◆ EXERCISE INSTRUCTIONS
Would you filter the listing below so that only lines with the word "lower" remain?

◆ DATA LISTING
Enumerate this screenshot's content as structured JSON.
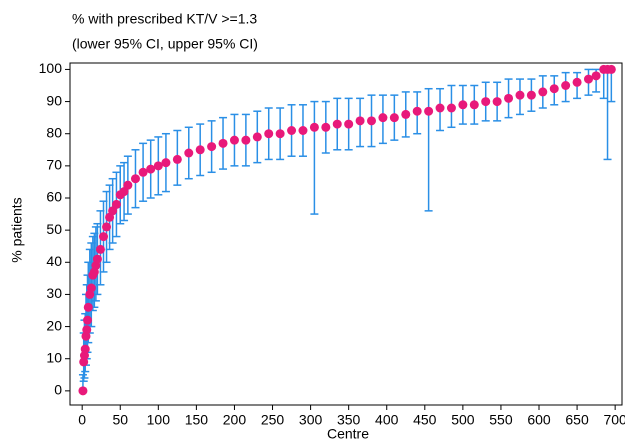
{
  "chart_data": {
    "type": "scatter",
    "title": "% with prescribed KT/V >=1.3",
    "subtitle": "(lower 95% CI, upper 95% CI)",
    "x_label": "Centre",
    "y_label": "% patients",
    "xlim": [
      -16,
      709
    ],
    "ylim": [
      -4.4,
      102
    ],
    "xticks": [
      0,
      50,
      100,
      150,
      200,
      250,
      300,
      350,
      400,
      450,
      500,
      550,
      600,
      650,
      700
    ],
    "yticks": [
      0,
      10,
      20,
      30,
      40,
      50,
      60,
      70,
      80,
      90,
      100
    ],
    "x": [
      1,
      2,
      3,
      4,
      5,
      6,
      7,
      8,
      10,
      12,
      14,
      16,
      18,
      20,
      24,
      28,
      32,
      36,
      40,
      45,
      50,
      55,
      60,
      70,
      80,
      90,
      100,
      110,
      125,
      140,
      155,
      170,
      185,
      200,
      215,
      230,
      245,
      260,
      275,
      290,
      305,
      320,
      335,
      350,
      365,
      380,
      395,
      410,
      425,
      440,
      455,
      470,
      485,
      500,
      515,
      530,
      545,
      560,
      575,
      590,
      605,
      620,
      635,
      650,
      665,
      675,
      685,
      690,
      695
    ],
    "series": [
      {
        "color": "#e8197a",
        "error_color": "#2a8fe6",
        "values": [
          0,
          9,
          11,
          13,
          17,
          19,
          22,
          26,
          30,
          32,
          36,
          37,
          39,
          41,
          44,
          48,
          51,
          54,
          56,
          58,
          61,
          62,
          64,
          66,
          68,
          69,
          70,
          71,
          72,
          74,
          75,
          76,
          77,
          78,
          78,
          79,
          80,
          80,
          81,
          81,
          82,
          82,
          83,
          83,
          84,
          84,
          85,
          85,
          86,
          87,
          87,
          88,
          88,
          89,
          89,
          90,
          90,
          91,
          92,
          92,
          93,
          94,
          95,
          96,
          97,
          98,
          100,
          100,
          100
        ],
        "lower": [
          0,
          3,
          4,
          6,
          8,
          10,
          12,
          15,
          18,
          20,
          25,
          26,
          28,
          30,
          33,
          37,
          40,
          44,
          46,
          48,
          52,
          53,
          55,
          57,
          59,
          60,
          61,
          62,
          64,
          66,
          67,
          68,
          69,
          70,
          70,
          71,
          72,
          72,
          73,
          73,
          55,
          74,
          75,
          75,
          76,
          76,
          77,
          78,
          79,
          80,
          56,
          81,
          82,
          83,
          83,
          84,
          84,
          85,
          86,
          87,
          88,
          89,
          90,
          91,
          92,
          93,
          91,
          72,
          90
        ],
        "upper": [
          5,
          18,
          22,
          24,
          30,
          33,
          36,
          40,
          44,
          46,
          48,
          49,
          51,
          52,
          56,
          59,
          62,
          64,
          66,
          68,
          70,
          71,
          73,
          75,
          77,
          78,
          79,
          80,
          81,
          82,
          83,
          84,
          85,
          86,
          86,
          87,
          88,
          88,
          89,
          89,
          90,
          90,
          91,
          91,
          91,
          92,
          92,
          92,
          93,
          93,
          94,
          94,
          95,
          95,
          95,
          96,
          96,
          97,
          97,
          97,
          98,
          98,
          99,
          99,
          100,
          100,
          100,
          100,
          100
        ]
      }
    ]
  }
}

◆ YOUR RESPONSE
    "subtitle": "(lower 95% CI, upper 95% CI)",
        "lower": [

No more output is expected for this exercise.